PROBLEM
Return each entry exactly, omitting nothing.

DATASET EXTRACT
━━━━━━━━━━━━━━━━
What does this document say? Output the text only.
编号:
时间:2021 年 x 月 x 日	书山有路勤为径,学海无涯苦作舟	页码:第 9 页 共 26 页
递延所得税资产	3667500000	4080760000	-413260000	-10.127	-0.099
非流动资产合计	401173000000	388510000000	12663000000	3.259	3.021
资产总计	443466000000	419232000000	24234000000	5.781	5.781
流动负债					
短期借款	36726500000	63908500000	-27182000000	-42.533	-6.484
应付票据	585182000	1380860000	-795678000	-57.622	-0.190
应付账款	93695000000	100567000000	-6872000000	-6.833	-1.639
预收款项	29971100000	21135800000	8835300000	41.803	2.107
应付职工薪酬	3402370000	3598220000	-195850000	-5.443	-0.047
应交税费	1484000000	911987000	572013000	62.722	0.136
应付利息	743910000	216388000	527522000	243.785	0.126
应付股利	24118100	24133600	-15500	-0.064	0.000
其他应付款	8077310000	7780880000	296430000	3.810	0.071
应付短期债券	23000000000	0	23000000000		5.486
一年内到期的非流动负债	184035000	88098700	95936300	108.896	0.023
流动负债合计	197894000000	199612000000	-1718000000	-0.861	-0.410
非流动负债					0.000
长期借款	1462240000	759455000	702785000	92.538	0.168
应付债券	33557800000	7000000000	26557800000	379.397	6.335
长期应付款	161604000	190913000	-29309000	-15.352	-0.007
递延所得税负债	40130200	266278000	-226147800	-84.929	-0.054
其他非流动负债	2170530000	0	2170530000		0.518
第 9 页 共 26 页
━━━━━━━━━━━━━━━━
WRITTEN SOLUTION
What does this document say? Output the text only.
编号:
时间:2021 年 x 月 x 日	书山有路勤为径,学海无涯苦作舟	页码:第 9 页 共 26 页
递延所得税资产	3667500000	4080760000	-413260000	-10.127	-0.099
非流动资产合计	401173000000	388510000000	12663000000	3.259	3.021
资产总计	443466000000	419232000000	24234000000	5.781	5.781
流动负债					
短期借款	36726500000	63908500000	-27182000000	-42.533	-6.484
应付票据	585182000	1380860000	-795678000	-57.622	-0.190
应付账款	93695000000	100567000000	-6872000000	-6.833	-1.639
预收款项	29971100000	21135800000	8835300000	41.803	2.107
应付职工薪酬	3402370000	3598220000	-195850000	-5.443	-0.047
应交税费	1484000000	911987000	572013000	62.722	0.136
应付利息	743910000	216388000	527522000	243.785	0.126
应付股利	24118100	24133600	-15500	-0.064	0.000
其他应付款	8077310000	7780880000	296430000	3.810	0.071
应付短期债券	23000000000	0	23000000000		5.486
一年内到期的非流动负债	184035000	88098700	95936300	108.896	0.023
流动负债合计	197894000000	199612000000	-1718000000	-0.861	-0.410
非流动负债					0.000
长期借款	1462240000	759455000	702785000	92.538	0.168
应付债券	33557800000	7000000000	26557800000	379.397	6.335
长期应付款	161604000	190913000	-29309000	-15.352	-0.007
递延所得税负债	40130200	266278000	-226147800	-84.929	-0.054
其他非流动负债	2170530000	0	2170530000		0.518
第 9 页 共 26 页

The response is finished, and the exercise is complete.